Check each line of the listing below for the string "this", and copy the ones that have it.

───── EXTRACTED DATA ─────

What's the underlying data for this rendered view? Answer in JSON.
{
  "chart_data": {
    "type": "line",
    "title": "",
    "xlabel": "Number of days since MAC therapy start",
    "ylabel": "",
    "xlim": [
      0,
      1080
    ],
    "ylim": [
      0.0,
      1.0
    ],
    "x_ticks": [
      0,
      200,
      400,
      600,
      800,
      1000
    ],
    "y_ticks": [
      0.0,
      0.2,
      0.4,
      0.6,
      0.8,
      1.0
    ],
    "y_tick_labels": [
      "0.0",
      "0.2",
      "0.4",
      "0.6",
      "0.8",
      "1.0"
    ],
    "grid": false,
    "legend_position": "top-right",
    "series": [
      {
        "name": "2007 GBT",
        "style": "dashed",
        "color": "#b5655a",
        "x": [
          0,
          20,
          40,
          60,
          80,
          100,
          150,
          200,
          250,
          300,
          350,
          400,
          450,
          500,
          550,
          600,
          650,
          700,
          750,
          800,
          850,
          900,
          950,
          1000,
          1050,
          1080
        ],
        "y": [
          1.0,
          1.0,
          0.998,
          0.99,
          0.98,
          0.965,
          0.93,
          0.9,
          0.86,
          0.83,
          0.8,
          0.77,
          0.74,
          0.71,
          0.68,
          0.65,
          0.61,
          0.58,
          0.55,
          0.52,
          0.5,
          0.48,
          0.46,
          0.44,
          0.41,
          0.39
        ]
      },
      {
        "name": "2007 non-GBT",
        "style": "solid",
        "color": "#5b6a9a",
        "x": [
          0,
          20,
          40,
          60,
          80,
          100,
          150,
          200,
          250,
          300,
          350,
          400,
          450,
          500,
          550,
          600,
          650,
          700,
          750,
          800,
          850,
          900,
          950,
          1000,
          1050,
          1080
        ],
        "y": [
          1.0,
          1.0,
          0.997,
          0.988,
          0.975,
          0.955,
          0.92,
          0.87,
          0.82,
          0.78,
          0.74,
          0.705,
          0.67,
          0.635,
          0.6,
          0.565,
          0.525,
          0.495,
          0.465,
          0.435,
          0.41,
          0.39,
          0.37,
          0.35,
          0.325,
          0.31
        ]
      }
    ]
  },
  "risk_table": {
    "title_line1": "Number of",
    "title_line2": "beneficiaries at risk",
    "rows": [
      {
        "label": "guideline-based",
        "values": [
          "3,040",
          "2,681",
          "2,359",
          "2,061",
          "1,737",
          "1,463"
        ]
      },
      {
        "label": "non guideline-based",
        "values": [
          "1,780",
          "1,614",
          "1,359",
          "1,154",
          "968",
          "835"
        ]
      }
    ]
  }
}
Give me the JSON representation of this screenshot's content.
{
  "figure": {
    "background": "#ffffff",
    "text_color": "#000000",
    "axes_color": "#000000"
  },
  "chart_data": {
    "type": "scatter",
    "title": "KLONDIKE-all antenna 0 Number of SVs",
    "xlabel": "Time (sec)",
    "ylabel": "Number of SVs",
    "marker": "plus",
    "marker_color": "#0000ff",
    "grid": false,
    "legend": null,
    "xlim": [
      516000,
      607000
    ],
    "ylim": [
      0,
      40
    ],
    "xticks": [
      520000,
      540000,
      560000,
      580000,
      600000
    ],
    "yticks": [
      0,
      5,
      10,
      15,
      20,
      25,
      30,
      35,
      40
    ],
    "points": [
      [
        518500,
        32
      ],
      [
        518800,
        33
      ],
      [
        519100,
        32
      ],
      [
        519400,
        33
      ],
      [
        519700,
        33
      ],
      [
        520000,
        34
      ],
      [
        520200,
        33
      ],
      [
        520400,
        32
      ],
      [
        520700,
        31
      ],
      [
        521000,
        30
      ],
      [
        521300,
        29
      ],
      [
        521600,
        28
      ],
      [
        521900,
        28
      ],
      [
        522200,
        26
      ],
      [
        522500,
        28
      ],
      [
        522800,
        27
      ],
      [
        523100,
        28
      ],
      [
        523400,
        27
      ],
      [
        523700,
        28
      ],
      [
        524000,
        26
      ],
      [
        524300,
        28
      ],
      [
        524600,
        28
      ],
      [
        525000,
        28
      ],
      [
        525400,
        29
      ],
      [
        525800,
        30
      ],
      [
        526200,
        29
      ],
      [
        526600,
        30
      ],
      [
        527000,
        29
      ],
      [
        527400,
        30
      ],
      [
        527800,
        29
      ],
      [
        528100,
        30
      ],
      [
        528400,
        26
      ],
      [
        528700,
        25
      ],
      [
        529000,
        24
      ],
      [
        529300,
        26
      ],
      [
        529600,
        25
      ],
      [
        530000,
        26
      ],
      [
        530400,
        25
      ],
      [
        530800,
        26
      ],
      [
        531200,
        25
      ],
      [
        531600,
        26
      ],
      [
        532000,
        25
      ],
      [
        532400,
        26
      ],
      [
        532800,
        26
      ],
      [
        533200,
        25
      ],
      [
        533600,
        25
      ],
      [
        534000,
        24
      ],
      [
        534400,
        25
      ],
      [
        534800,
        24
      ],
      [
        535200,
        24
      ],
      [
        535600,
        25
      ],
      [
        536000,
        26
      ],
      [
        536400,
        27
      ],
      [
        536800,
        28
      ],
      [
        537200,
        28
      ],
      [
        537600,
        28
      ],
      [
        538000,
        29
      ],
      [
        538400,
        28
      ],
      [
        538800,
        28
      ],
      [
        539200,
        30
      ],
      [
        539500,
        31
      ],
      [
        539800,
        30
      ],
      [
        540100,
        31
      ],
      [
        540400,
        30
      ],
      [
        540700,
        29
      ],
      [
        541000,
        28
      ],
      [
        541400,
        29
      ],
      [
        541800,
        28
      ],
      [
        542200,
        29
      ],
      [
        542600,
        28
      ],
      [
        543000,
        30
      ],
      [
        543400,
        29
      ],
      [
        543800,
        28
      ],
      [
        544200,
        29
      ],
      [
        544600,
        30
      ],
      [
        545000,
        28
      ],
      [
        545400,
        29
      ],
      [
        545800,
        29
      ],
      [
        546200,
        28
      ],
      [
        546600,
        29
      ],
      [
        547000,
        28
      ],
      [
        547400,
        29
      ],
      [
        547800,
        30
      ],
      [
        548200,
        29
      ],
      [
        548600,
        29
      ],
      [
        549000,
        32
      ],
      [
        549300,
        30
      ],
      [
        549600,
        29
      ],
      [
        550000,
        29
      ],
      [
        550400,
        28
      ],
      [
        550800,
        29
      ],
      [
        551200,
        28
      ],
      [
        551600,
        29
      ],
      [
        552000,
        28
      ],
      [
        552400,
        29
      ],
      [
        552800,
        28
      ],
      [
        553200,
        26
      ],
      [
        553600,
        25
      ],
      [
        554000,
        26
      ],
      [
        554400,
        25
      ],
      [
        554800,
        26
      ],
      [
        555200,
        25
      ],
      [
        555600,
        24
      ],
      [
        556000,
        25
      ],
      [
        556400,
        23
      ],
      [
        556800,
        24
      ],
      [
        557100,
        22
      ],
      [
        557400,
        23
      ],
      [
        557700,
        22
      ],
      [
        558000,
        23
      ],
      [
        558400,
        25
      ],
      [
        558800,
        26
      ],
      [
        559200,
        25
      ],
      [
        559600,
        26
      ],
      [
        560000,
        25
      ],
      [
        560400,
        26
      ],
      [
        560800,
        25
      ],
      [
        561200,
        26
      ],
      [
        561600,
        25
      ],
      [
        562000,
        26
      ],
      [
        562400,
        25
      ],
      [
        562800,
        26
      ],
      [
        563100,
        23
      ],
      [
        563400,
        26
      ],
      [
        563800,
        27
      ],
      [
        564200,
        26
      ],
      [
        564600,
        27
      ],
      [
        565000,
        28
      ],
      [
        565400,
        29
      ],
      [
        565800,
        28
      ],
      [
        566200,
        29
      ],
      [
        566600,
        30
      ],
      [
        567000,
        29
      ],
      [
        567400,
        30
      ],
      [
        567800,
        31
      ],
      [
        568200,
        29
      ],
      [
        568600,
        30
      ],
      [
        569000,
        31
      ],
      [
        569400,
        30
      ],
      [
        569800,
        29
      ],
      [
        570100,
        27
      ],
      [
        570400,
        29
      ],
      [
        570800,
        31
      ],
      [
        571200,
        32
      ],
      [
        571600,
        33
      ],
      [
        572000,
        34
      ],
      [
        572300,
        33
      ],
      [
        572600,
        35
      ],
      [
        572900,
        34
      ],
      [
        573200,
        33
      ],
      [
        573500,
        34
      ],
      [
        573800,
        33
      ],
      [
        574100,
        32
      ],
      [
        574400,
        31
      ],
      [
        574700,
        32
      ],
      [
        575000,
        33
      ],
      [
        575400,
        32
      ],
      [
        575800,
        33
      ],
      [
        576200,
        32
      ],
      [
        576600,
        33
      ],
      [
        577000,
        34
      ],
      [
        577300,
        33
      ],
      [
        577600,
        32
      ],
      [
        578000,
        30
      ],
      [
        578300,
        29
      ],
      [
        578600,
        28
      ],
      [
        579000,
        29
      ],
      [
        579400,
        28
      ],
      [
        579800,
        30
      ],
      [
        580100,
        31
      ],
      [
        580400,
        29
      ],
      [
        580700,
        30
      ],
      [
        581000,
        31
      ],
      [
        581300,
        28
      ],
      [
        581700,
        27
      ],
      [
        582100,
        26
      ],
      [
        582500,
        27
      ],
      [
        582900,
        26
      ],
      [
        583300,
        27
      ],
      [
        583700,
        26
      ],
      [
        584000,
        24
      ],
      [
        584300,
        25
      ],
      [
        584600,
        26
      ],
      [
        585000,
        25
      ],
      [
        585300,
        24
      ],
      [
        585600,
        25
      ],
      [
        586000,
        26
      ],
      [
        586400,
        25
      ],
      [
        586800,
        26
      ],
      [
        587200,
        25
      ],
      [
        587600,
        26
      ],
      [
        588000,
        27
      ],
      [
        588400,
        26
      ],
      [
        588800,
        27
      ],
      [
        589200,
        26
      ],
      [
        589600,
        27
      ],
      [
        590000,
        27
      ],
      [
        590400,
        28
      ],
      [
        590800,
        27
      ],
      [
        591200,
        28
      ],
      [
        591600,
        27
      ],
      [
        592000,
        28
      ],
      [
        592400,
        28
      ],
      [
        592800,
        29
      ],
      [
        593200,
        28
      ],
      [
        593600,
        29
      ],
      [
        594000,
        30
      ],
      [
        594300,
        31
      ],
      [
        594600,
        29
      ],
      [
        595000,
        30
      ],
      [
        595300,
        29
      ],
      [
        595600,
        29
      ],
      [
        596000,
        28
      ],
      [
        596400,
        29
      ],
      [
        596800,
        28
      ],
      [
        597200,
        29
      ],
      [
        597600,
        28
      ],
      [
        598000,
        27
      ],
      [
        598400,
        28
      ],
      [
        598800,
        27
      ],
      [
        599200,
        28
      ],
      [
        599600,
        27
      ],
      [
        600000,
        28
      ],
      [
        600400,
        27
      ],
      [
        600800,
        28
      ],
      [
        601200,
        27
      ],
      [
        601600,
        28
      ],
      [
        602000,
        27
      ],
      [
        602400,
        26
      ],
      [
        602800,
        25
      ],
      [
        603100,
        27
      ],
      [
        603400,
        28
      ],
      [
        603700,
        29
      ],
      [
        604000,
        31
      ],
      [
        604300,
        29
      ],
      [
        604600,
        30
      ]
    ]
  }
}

─────

__FINISHED ANSWER__
What's the underlying data for this rendered view? Answer in JSON.
Give me the JSON representation of this screenshot's content.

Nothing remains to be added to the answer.